• _Aim of the exercise_
Write the next part of the article about the Soundgarden song "Blow Up the Outside World," starting after its last sentence.

• _Quoted passage_
--- --- ---

Single by Soundgarden

from the album Down on the Upside
- B-side: "Dusty" (Moby mix)
- Released: December 16, 1996
- Genre: Grunge
- Length: 5:46
- Label: A&M
- Songwriter: Chris Cornell
- Producers: Adam Kasper; Soundgarden;

Soundgarden singles chronology
| "Burden in My Hand" (1996) | "Blow Up the Outside World" (1996) | "Ty Cobb" (1997) |

Music video
- "Blow Up The Outside World" on YouTube

= Blow Up the Outside World =

1996 single by Soundgarden

"Blow Up the Outside World" is a song by the American rock band Soundgarden. Written by frontman Chris Cornell, "Blow Up the Outside World" was released in December 1996, as the third single from the band's fifth studio album, Down on the Upside (1996). The song topped the Billboard Mainstream Rock Tracks chart, where it spent a total of four weeks at number one. The song was included on Soundgarden's 1997 greatest hits album, A-Sides.

==Origin and recording==
"Blow Up the Outside World" was written by frontman Chris Cornell. Cornell stated that he wrote the song when he was in Toronto, Ontario, Canada, and at the time of writing it "[he] was a little fucked up". Guitarist Kim Thayil on the song's guitar solo:
A blues-type thing, exactly. And after I recorded it, the rest of the band loved it, and the assistant engineer loved it, but I kept feeling like it was too stiff. I was using a Tele with .011's. I was listening to it, going, 'You know, it doesn't have my trademark finger vibrato', like you can hear on Ultramega OK and Badmotorfinger. I wasn't quite satisfied with it, but because everyone else really enjoyed it, eventually I let it go... I finally had to relax and trust the guys that it was cool.

--- --- ---

• _Collected data_
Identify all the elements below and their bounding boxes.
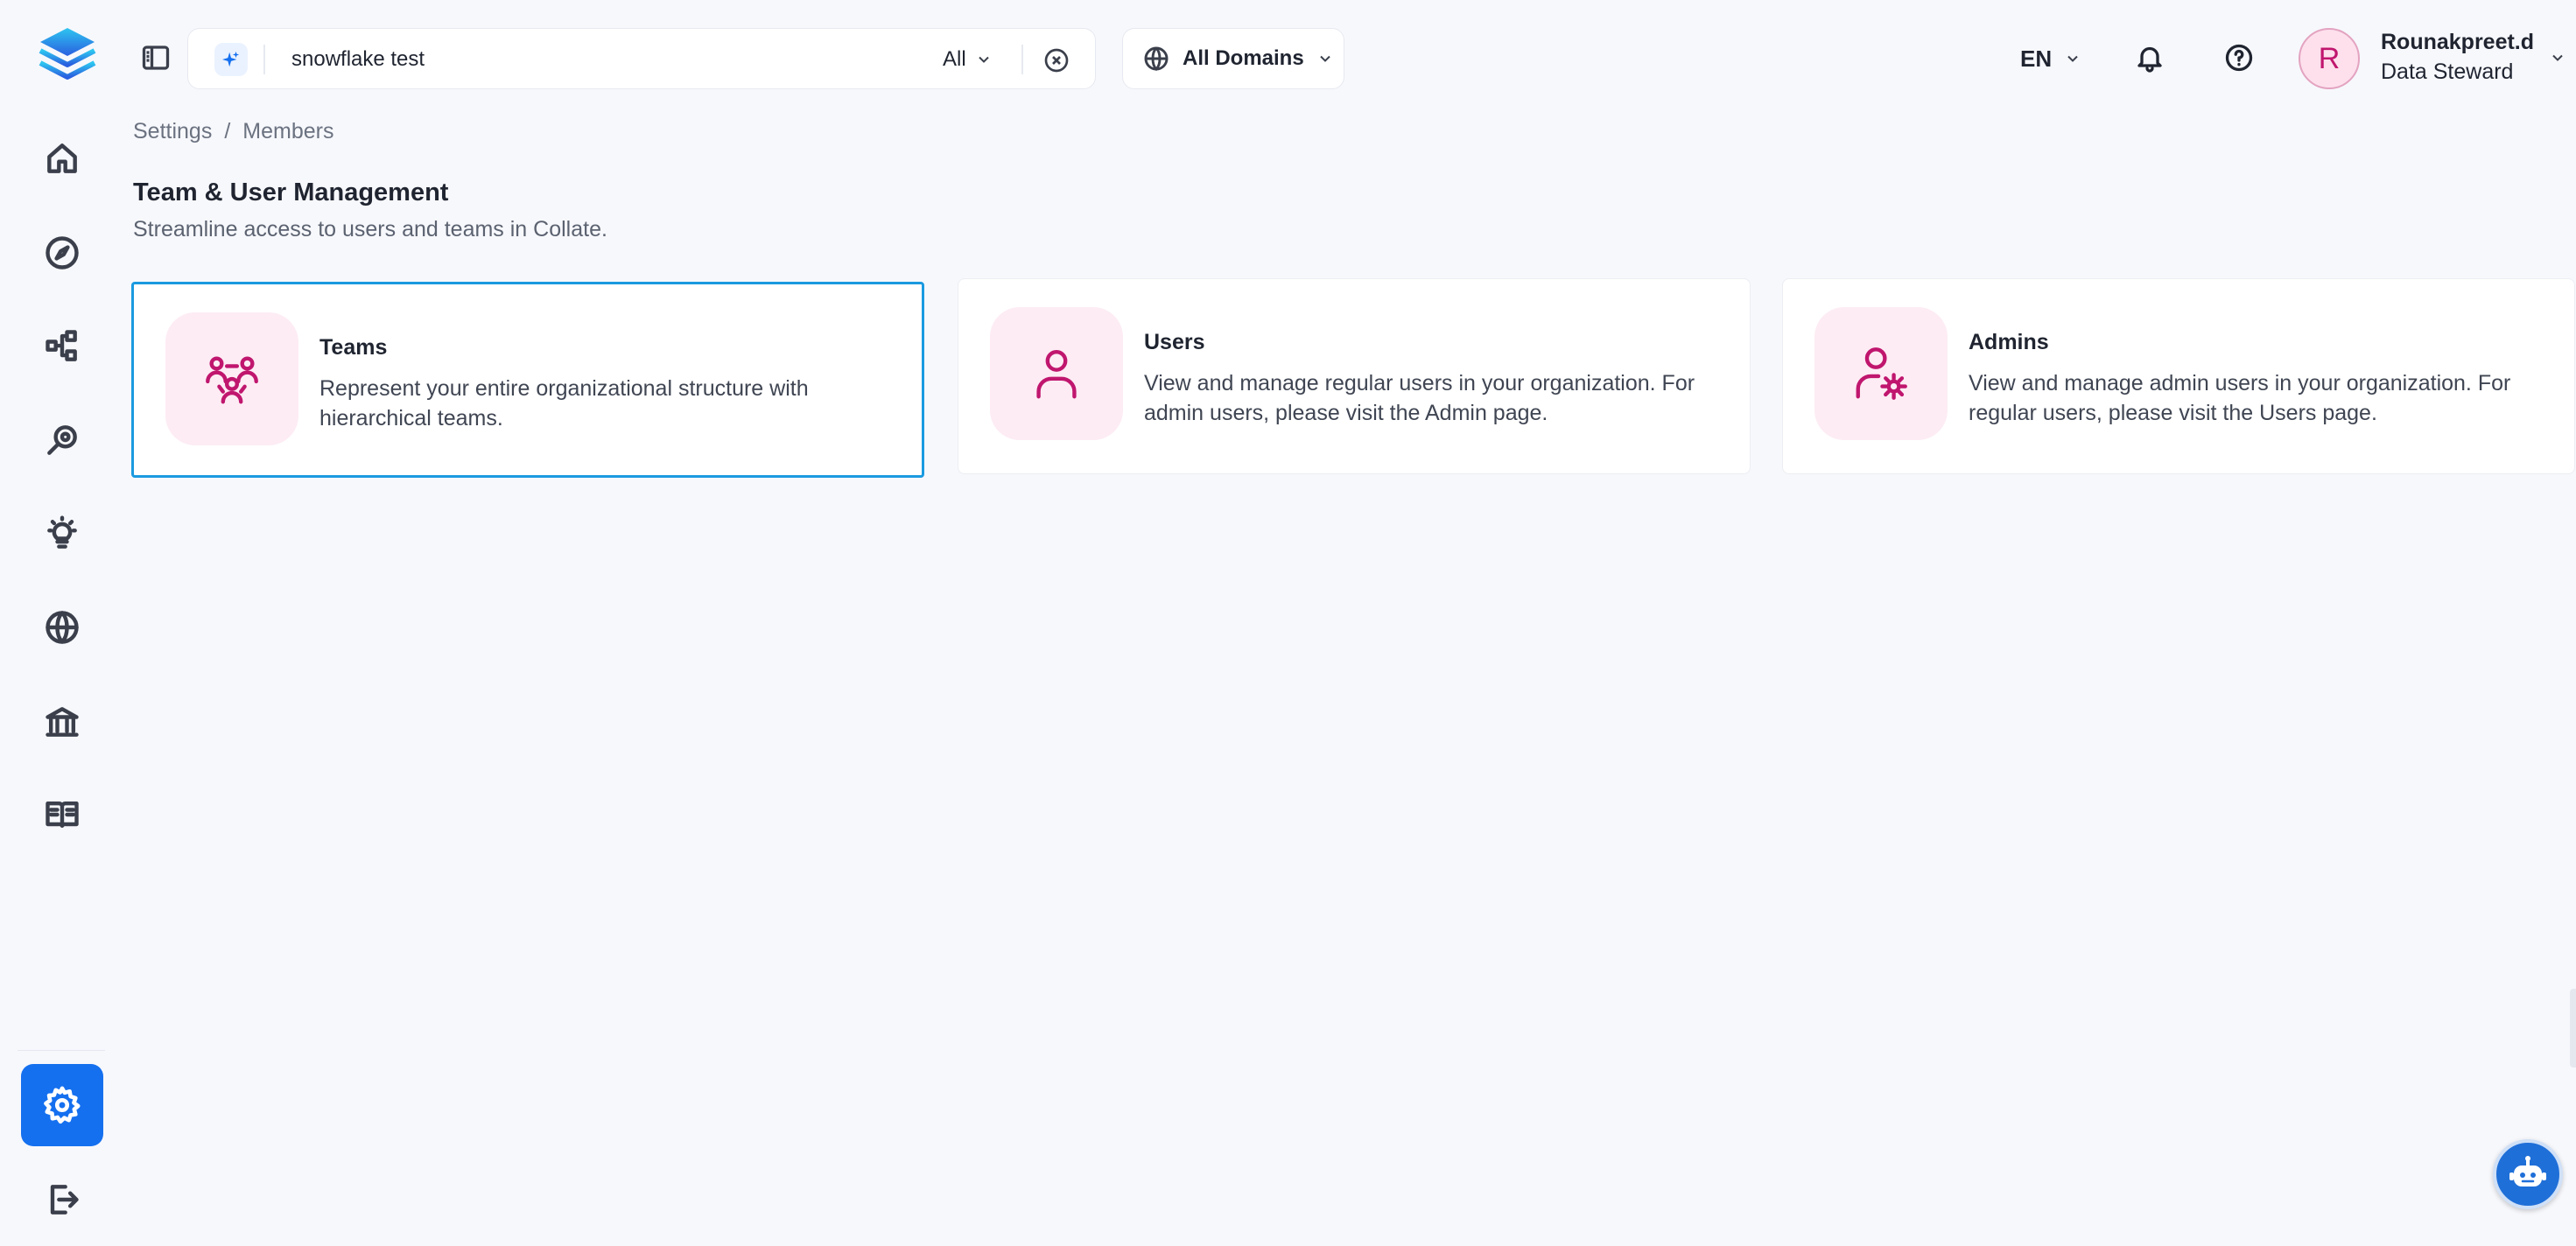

--- --- ---

• _Reply to the exercise_
==Composition==
Regarding "Blow Up the Outside World", drummer Matt Cameron stated that "there's certain points in that tune that are just a really nice, emotional crunch that happens somehow ... that one in particular, that made my girlfriend cry the first time she heard it". Thayil on the song:
A nice ironic, final single in a way. People said there was a Beatles-ish element. I suppose there is a bit of Paul McCartney and a little bit of Lennon in the flavour of the song. Everyone in the band grew up with the Beatles and we had a certain degree of respect and admiration for them that's not uncommon. I think many people were Beatles fans, especially for that period in time. There's a number of acoustic guitars on the track as well and then, towards the end of the song, it gets louder and aggressive and goes to these power chords, and is maybe a little reminiscent of AC/DC.

==Lyrics==
When asked if he really wanted to "blow up the outside world", Cornell said, "All the time, so it doesn't encroach on me—you can hibernate and not have to worry about it."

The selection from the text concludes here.